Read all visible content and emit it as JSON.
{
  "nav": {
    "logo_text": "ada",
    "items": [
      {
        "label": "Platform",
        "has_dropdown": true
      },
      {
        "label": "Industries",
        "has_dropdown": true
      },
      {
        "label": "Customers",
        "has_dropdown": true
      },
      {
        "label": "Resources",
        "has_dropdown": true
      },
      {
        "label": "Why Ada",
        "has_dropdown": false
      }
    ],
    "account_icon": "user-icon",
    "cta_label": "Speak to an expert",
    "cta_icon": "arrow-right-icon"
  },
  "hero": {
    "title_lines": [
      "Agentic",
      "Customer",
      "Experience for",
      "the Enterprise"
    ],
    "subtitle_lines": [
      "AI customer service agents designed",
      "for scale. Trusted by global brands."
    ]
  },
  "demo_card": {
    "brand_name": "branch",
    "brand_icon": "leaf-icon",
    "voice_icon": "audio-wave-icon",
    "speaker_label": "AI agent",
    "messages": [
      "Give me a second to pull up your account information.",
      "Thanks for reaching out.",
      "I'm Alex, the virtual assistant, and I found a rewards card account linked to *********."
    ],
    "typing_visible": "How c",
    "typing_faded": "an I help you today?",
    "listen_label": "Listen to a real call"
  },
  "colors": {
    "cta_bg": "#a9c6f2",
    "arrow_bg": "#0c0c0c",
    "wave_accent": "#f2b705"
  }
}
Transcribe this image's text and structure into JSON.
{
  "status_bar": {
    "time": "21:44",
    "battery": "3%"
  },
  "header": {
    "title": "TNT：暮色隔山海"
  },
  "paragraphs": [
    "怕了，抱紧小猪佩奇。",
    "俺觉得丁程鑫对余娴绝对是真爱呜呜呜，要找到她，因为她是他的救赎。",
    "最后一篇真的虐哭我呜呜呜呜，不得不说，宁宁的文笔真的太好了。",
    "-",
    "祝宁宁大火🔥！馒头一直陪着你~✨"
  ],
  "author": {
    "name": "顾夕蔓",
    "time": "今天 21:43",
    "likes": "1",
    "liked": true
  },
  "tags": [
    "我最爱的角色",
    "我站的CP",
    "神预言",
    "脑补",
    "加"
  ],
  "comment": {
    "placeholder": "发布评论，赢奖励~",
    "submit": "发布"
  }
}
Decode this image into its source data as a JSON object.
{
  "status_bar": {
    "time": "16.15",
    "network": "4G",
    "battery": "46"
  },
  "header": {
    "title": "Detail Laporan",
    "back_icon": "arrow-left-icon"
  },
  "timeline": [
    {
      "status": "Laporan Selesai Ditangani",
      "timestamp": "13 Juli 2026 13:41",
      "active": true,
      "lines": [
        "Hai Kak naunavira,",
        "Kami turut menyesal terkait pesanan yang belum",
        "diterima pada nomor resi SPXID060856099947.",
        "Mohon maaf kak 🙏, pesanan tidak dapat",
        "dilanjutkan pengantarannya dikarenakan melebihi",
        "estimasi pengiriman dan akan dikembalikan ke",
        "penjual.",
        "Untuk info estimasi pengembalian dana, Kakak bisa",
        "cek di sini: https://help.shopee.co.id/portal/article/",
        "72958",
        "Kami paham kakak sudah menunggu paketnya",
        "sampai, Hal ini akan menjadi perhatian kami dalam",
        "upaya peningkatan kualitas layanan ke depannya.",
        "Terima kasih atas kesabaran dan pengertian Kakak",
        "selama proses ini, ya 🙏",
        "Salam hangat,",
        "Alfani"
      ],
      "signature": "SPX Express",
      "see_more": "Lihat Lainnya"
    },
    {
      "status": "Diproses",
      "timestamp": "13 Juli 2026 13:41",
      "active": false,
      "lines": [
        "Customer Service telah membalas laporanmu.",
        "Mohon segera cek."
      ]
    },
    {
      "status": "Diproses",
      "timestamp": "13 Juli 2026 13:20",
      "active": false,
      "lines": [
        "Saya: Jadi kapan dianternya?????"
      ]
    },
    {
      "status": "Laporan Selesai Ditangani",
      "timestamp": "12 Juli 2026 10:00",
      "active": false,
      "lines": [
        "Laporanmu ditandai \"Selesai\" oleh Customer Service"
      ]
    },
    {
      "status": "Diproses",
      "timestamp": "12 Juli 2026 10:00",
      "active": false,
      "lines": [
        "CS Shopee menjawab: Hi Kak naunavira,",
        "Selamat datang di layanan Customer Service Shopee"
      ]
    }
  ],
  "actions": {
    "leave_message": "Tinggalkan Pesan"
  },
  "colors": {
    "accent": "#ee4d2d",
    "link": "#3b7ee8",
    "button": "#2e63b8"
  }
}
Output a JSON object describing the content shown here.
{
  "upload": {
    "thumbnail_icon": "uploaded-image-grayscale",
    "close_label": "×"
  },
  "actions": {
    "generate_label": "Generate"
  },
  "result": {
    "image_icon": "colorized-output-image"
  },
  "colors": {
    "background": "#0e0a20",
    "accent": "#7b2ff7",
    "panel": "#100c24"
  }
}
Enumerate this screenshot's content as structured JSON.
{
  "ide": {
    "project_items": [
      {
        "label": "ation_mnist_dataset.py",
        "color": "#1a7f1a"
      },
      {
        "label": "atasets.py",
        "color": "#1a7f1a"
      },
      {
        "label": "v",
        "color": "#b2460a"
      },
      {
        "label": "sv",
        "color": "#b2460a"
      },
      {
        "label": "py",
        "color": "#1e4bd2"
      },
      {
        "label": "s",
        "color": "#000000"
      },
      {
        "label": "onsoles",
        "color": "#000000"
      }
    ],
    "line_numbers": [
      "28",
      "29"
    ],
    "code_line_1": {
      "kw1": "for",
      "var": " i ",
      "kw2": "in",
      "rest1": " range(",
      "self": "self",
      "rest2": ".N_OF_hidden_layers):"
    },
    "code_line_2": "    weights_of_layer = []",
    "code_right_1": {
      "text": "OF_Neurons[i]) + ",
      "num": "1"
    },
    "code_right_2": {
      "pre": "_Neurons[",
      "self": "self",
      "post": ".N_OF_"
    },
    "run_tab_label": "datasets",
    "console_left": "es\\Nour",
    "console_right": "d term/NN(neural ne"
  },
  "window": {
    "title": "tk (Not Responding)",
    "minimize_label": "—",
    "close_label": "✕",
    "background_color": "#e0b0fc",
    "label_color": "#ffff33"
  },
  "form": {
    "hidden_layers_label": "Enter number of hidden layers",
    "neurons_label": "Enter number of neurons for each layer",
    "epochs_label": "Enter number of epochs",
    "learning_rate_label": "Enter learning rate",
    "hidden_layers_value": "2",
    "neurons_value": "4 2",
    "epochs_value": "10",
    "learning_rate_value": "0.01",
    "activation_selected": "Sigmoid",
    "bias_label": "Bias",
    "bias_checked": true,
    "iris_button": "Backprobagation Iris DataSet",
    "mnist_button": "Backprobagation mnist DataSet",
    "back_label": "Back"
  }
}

*Exercise*
Copy out all lines where the word "JSON" appears.

*Written answer*
Read all visible content and emit it as JSON.
Transcribe this image's text and structure into JSON.
Decode this image into its source data as a JSON object.
Output a JSON object describing the content shown here.
Enumerate this screenshot's content as structured JSON.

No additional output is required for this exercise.